*What to do*
1. List every person named in the passage about Bertha Palmer's Florida landholdings, counting each person once.
2. Continue the passage about Bertha Palmer's Florida landholdings, beginning after its final sentence.

**** Reading passage

Bertha Palmer (Bertha Honoré Palmer) was the region's largest landholder, rancher, and developer after the turn of the twentieth century, where she purchased more than 90,000 acres of property. She was attracted to Sarasota by an advertisement placed in a Chicago newspaper by A. B. Edwards. They would maintain a business relationship for the rest of her life. In 1914, she bought 16,000 acres (65 km²) of land as an exclusive hunting preserve in what is now Temple Terrace, Florida, near Tampa in Hillsborough County, which she called Riverhills Ranch. Bertha Palmer also owned a large tract of land that is now Myakka State Park. During this period this land was operated as a ranch. She developed and promoted many innovative practices that enabled the raising of cattle to become a large-scale reality in Florida. Palmer's foreman on the ranch was Eugene B. Sweeting and several of his children were born in what is now the state park. Gerald E. "Buck" Sweeting, who was born in the Park, still lives in Sarasota. At her "Meadowsweet Farms", Palmer also pioneered large-scale farming and dairy in the area and made significant contributions to practices that enabled the development of crops that could be shipped to markets in other parts of the country.

********
**** Collected data

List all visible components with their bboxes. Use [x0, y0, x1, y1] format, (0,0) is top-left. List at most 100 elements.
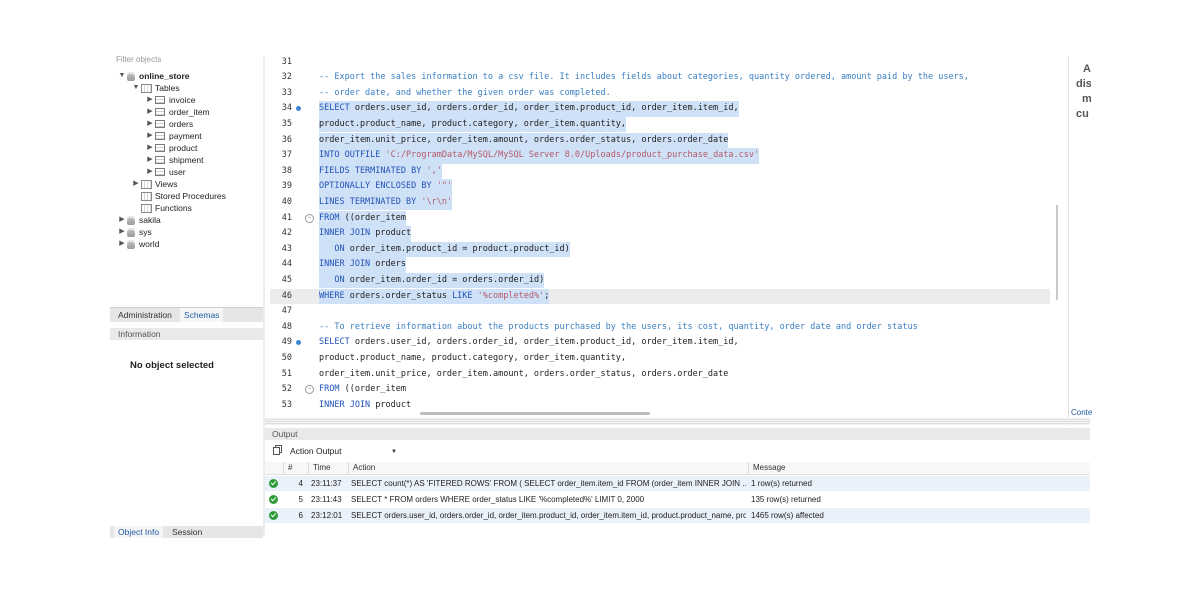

********

*Solved tasks*
1. Bertha Palmer (Bertha Honoré Palmer), A. B. Edwards, Eugene B. Sweeting, Gerald E. "Buck" Sweeting

2.
As war in Europe threatened, Bertha Palmer touted the beauty of Sarasota and its advantages to replace the typical foreign destinations of her social peers. Palmer made her winter residence on the land which the Webb family had homesteaded. She built a resort that would appeal to these new visitors to the area. She quickly established Sarasota as a fashionable location for winter retreats of the wealthy and as a vacation destination for tourists, which endured beyond the war years and blossomed for the new wealth that developed more broadly in the United States during the 1920s and, after the Second World War as well.
In her early publicity, Palmer compared the beauty of Sarasota Bay to the Bay of Naples, and also touted its sports fishing. As the century advanced, the bounty of the bay continued to attract visitors, until overfishing depleted its marine life.
Palmer retained most of the original Webb Family structures and greatly expanded the settlement. The pioneer site has been listed on the National Register of Historic Places as Historic Spanish Point and is open to the public for a fee. Her tourist accommodations at The Oaks have not, however.
Owen Burns had preceded Bertha Palmer to Sarasota and had become the largest landholder within what is now the city, therefore many of the huge Sarasota properties she owned are in what now is Sarasota County. Many of its roads bear the names she put on the trails she established. She did participate, however, in speculation in the city along with others, purchasing undeveloped land in great quantities, and many parcels bear her name or that of her sons among those in abstracts. Her sons continued her enterprises and remained as investors and donors in Sarasota after the death of Bertha Palmer in 1918. The enormous state park on her former property is her greatest legacy.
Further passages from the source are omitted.